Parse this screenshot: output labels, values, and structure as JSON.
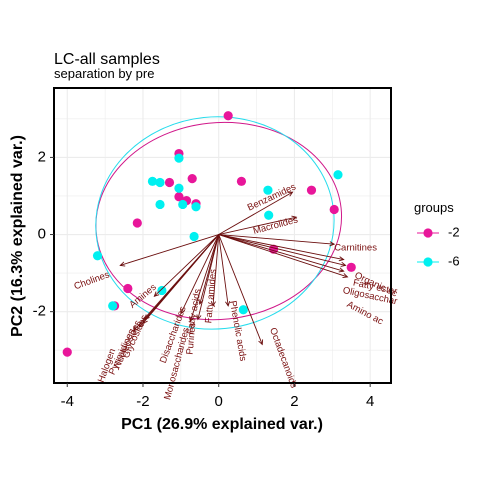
{
  "chart_data": {
    "type": "scatter",
    "title": "LC-all samples",
    "subtitle": "separation by pre",
    "xlabel": "PC1 (26.9% explained var.)",
    "ylabel": "PC2 (16.3% explained var.)",
    "xlim": [
      -4.35,
      4.55
    ],
    "ylim": [
      -3.85,
      3.8
    ],
    "xticks": [
      -4,
      -2,
      0,
      2,
      4
    ],
    "yticks": [
      -2,
      0,
      2
    ],
    "grid": true,
    "legend": {
      "title": "groups",
      "position": "right"
    },
    "series": [
      {
        "name": "-2",
        "color": "#e8169a",
        "points": [
          [
            0.25,
            3.08
          ],
          [
            -1.05,
            2.1
          ],
          [
            -0.7,
            1.45
          ],
          [
            0.6,
            1.38
          ],
          [
            -1.3,
            1.35
          ],
          [
            -1.05,
            0.98
          ],
          [
            -0.85,
            0.88
          ],
          [
            -0.6,
            0.8
          ],
          [
            -2.15,
            0.3
          ],
          [
            3.05,
            0.65
          ],
          [
            2.45,
            1.15
          ],
          [
            1.45,
            -0.38
          ],
          [
            3.5,
            -0.85
          ],
          [
            -2.4,
            -1.4
          ],
          [
            -2.75,
            -1.85
          ],
          [
            -4.0,
            -3.05
          ]
        ]
      },
      {
        "name": "-6",
        "color": "#00f0f0",
        "points": [
          [
            -1.05,
            1.98
          ],
          [
            -1.75,
            1.38
          ],
          [
            -1.55,
            1.35
          ],
          [
            -1.05,
            1.2
          ],
          [
            -1.55,
            0.78
          ],
          [
            -0.95,
            0.78
          ],
          [
            -0.6,
            0.72
          ],
          [
            -0.65,
            -0.05
          ],
          [
            1.3,
            1.15
          ],
          [
            1.32,
            0.5
          ],
          [
            3.15,
            1.55
          ],
          [
            -3.2,
            -0.55
          ],
          [
            -1.5,
            -1.45
          ],
          [
            -2.8,
            -1.85
          ],
          [
            0.65,
            -1.95
          ]
        ]
      }
    ],
    "ellipses": [
      {
        "group": "-2",
        "color": "#d0188a",
        "center": [
          0.0,
          0.35
        ],
        "semi_axes": [
          3.25,
          2.55
        ],
        "angle_deg": -6
      },
      {
        "group": "-6",
        "color": "#26dcec",
        "center": [
          -0.1,
          0.3
        ],
        "semi_axes": [
          3.15,
          2.75
        ],
        "angle_deg": -6
      }
    ],
    "loadings": [
      {
        "label": "Benzamides",
        "end": [
          1.95,
          1.1
        ],
        "angle": -25,
        "anchor": "middle",
        "label_pos": [
          1.4,
          0.96
        ]
      },
      {
        "label": "Macrolides",
        "end": [
          2.05,
          0.45
        ],
        "angle": -15,
        "anchor": "middle",
        "label_pos": [
          1.5,
          0.23
        ]
      },
      {
        "label": "Carnitines",
        "end": [
          3.05,
          -0.25
        ],
        "angle": 0,
        "anchor": "start",
        "label_pos": [
          3.05,
          -0.35
        ]
      },
      {
        "label": "Organic ac",
        "end": [
          3.3,
          -0.65
        ],
        "angle": 25,
        "anchor": "start",
        "label_pos": [
          3.6,
          -1.05
        ]
      },
      {
        "label": "Fatty ester",
        "end": [
          3.35,
          -0.8
        ],
        "angle": 12,
        "anchor": "start",
        "label_pos": [
          3.55,
          -1.25
        ]
      },
      {
        "label": "Oligosacchar",
        "end": [
          3.3,
          -0.95
        ],
        "angle": 12,
        "anchor": "start",
        "label_pos": [
          3.28,
          -1.45
        ]
      },
      {
        "label": "Amino ac",
        "end": [
          3.4,
          -1.1
        ],
        "angle": 28,
        "anchor": "start",
        "label_pos": [
          3.4,
          -1.8
        ]
      },
      {
        "label": "Cholines",
        "end": [
          -2.6,
          -0.8
        ],
        "angle": -20,
        "anchor": "middle",
        "label_pos": [
          -3.35,
          -1.2
        ]
      },
      {
        "label": "Amines",
        "end": [
          -1.7,
          -1.6
        ],
        "angle": -40,
        "anchor": "middle",
        "label_pos": [
          -2.0,
          -1.6
        ]
      },
      {
        "label": "Glycosides",
        "end": [
          -1.95,
          -2.2
        ],
        "angle": -65,
        "anchor": "middle",
        "label_pos": [
          -2.2,
          -2.65
        ]
      },
      {
        "label": "Nucleosides",
        "end": [
          -2.0,
          -2.3
        ],
        "angle": -65,
        "anchor": "middle",
        "label_pos": [
          -2.4,
          -2.85
        ]
      },
      {
        "label": "Pyrimidines",
        "end": [
          -2.1,
          -2.4
        ],
        "angle": -65,
        "anchor": "middle",
        "label_pos": [
          -2.55,
          -3.05
        ]
      },
      {
        "label": "Halogen",
        "end": [
          -2.25,
          -2.5
        ],
        "angle": -70,
        "anchor": "middle",
        "label_pos": [
          -2.95,
          -3.4
        ]
      },
      {
        "label": "Disaccharides",
        "end": [
          -1.0,
          -2.05
        ],
        "angle": -70,
        "anchor": "middle",
        "label_pos": [
          -1.2,
          -2.6
        ]
      },
      {
        "label": "Monosaccharides",
        "end": [
          -0.75,
          -2.25
        ],
        "angle": -75,
        "anchor": "middle",
        "label_pos": [
          -1.1,
          -3.35
        ]
      },
      {
        "label": "Fatty acids",
        "end": [
          -0.5,
          -1.8
        ],
        "angle": -80,
        "anchor": "middle",
        "label_pos": [
          -0.65,
          -2.0
        ]
      },
      {
        "label": "Purines",
        "end": [
          -0.55,
          -2.2
        ],
        "angle": -85,
        "anchor": "middle",
        "label_pos": [
          -0.72,
          -2.7
        ]
      },
      {
        "label": "Fatty amides",
        "end": [
          -0.15,
          -1.85
        ],
        "angle": -85,
        "anchor": "middle",
        "label_pos": [
          -0.2,
          -1.6
        ]
      },
      {
        "label": "Phenolic acids",
        "end": [
          0.25,
          -1.85
        ],
        "angle": 80,
        "anchor": "middle",
        "label_pos": [
          0.5,
          -2.5
        ]
      },
      {
        "label": "Octadecanoids",
        "end": [
          1.15,
          -2.85
        ],
        "angle": 70,
        "anchor": "middle",
        "label_pos": [
          1.7,
          -3.2
        ]
      }
    ]
  }
}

::::

* WORK REQUIRED
Transcribe the records verbatim and omit the images.

* CORRECT RESPONSE
Parse this screenshot: output labels, values, and structure as JSON.
{
  "chart_data": {
    "type": "scatter",
    "title": "LC-all samples",
    "subtitle": "separation by pre",
    "xlabel": "PC1 (26.9% explained var.)",
    "ylabel": "PC2 (16.3% explained var.)",
    "xlim": [
      -4.35,
      4.55
    ],
    "ylim": [
      -3.85,
      3.8
    ],
    "xticks": [
      -4,
      -2,
      0,
      2,
      4
    ],
    "yticks": [
      -2,
      0,
      2
    ],
    "grid": true,
    "legend": {
      "title": "groups",
      "position": "right"
    },
    "series": [
      {
        "name": "-2",
        "color": "#e8169a",
        "points": [
          [
            0.25,
            3.08
          ],
          [
            -1.05,
            2.1
          ],
          [
            -0.7,
            1.45
          ],
          [
            0.6,
            1.38
          ],
          [
            -1.3,
            1.35
          ],
          [
            -1.05,
            0.98
          ],
          [
            -0.85,
            0.88
          ],
          [
            -0.6,
            0.8
          ],
          [
            -2.15,
            0.3
          ],
          [
            3.05,
            0.65
          ],
          [
            2.45,
            1.15
          ],
          [
            1.45,
            -0.38
          ],
          [
            3.5,
            -0.85
          ],
          [
            -2.4,
            -1.4
          ],
          [
            -2.75,
            -1.85
          ],
          [
            -4.0,
            -3.05
          ]
        ]
      },
      {
        "name": "-6",
        "color": "#00f0f0",
        "points": [
          [
            -1.05,
            1.98
          ],
          [
            -1.75,
            1.38
          ],
          [
            -1.55,
            1.35
          ],
          [
            -1.05,
            1.2
          ],
          [
            -1.55,
            0.78
          ],
          [
            -0.95,
            0.78
          ],
          [
            -0.6,
            0.72
          ],
          [
            -0.65,
            -0.05
          ],
          [
            1.3,
            1.15
          ],
          [
            1.32,
            0.5
          ],
          [
            3.15,
            1.55
          ],
          [
            -3.2,
            -0.55
          ],
          [
            -1.5,
            -1.45
          ],
          [
            -2.8,
            -1.85
          ],
          [
            0.65,
            -1.95
          ]
        ]
      }
    ],
    "ellipses": [
      {
        "group": "-2",
        "color": "#d0188a",
        "center": [
          0.0,
          0.35
        ],
        "semi_axes": [
          3.25,
          2.55
        ],
        "angle_deg": -6
      },
      {
        "group": "-6",
        "color": "#26dcec",
        "center": [
          -0.1,
          0.3
        ],
        "semi_axes": [
          3.15,
          2.75
        ],
        "angle_deg": -6
      }
    ],
    "loadings": [
      {
        "label": "Benzamides",
        "end": [
          1.95,
          1.1
        ],
        "angle": -25,
        "anchor": "middle",
        "label_pos": [
          1.4,
          0.96
        ]
      },
      {
        "label": "Macrolides",
        "end": [
          2.05,
          0.45
        ],
        "angle": -15,
        "anchor": "middle",
        "label_pos": [
          1.5,
          0.23
        ]
      },
      {
        "label": "Carnitines",
        "end": [
          3.05,
          -0.25
        ],
        "angle": 0,
        "anchor": "start",
        "label_pos": [
          3.05,
          -0.35
        ]
      },
      {
        "label": "Organic ac",
        "end": [
          3.3,
          -0.65
        ],
        "angle": 25,
        "anchor": "start",
        "label_pos": [
          3.6,
          -1.05
        ]
      },
      {
        "label": "Fatty ester",
        "end": [
          3.35,
          -0.8
        ],
        "angle": 12,
        "anchor": "start",
        "label_pos": [
          3.55,
          -1.25
        ]
      },
      {
        "label": "Oligosacchar",
        "end": [
          3.3,
          -0.95
        ],
        "angle": 12,
        "anchor": "start",
        "label_pos": [
          3.28,
          -1.45
        ]
      },
      {
        "label": "Amino ac",
        "end": [
          3.4,
          -1.1
        ],
        "angle": 28,
        "anchor": "start",
        "label_pos": [
          3.4,
          -1.8
        ]
      },
      {
        "label": "Cholines",
        "end": [
          -2.6,
          -0.8
        ],
        "angle": -20,
        "anchor": "middle",
        "label_pos": [
          -3.35,
          -1.2
        ]
      },
      {
        "label": "Amines",
        "end": [
          -1.7,
          -1.6
        ],
        "angle": -40,
        "anchor": "middle",
        "label_pos": [
          -2.0,
          -1.6
        ]
      },
      {
        "label": "Glycosides",
        "end": [
          -1.95,
          -2.2
        ],
        "angle": -65,
        "anchor": "middle",
        "label_pos": [
          -2.2,
          -2.65
        ]
      },
      {
        "label": "Nucleosides",
        "end": [
          -2.0,
          -2.3
        ],
        "angle": -65,
        "anchor": "middle",
        "label_pos": [
          -2.4,
          -2.85
        ]
      },
      {
        "label": "Pyrimidines",
        "end": [
          -2.1,
          -2.4
        ],
        "angle": -65,
        "anchor": "middle",
        "label_pos": [
          -2.55,
          -3.05
        ]
      },
      {
        "label": "Halogen",
        "end": [
          -2.25,
          -2.5
        ],
        "angle": -70,
        "anchor": "middle",
        "label_pos": [
          -2.95,
          -3.4
        ]
      },
      {
        "label": "Disaccharides",
        "end": [
          -1.0,
          -2.05
        ],
        "angle": -70,
        "anchor": "middle",
        "label_pos": [
          -1.2,
          -2.6
        ]
      },
      {
        "label": "Monosaccharides",
        "end": [
          -0.75,
          -2.25
        ],
        "angle": -75,
        "anchor": "middle",
        "label_pos": [
          -1.1,
          -3.35
        ]
      },
      {
        "label": "Fatty acids",
        "end": [
          -0.5,
          -1.8
        ],
        "angle": -80,
        "anchor": "middle",
        "label_pos": [
          -0.65,
          -2.0
        ]
      },
      {
        "label": "Purines",
        "end": [
          -0.55,
          -2.2
        ],
        "angle": -85,
        "anchor": "middle",
        "label_pos": [
          -0.72,
          -2.7
        ]
      },
      {
        "label": "Fatty amides",
        "end": [
          -0.15,
          -1.85
        ],
        "angle": -85,
        "anchor": "middle",
        "label_pos": [
          -0.2,
          -1.6
        ]
      },
      {
        "label": "Phenolic acids",
        "end": [
          0.25,
          -1.85
        ],
        "angle": 80,
        "anchor": "middle",
        "label_pos": [
          0.5,
          -2.5
        ]
      },
      {
        "label": "Octadecanoids",
        "end": [
          1.15,
          -2.85
        ],
        "angle": 70,
        "anchor": "middle",
        "label_pos": [
          1.7,
          -3.2
        ]
      }
    ]
  }
}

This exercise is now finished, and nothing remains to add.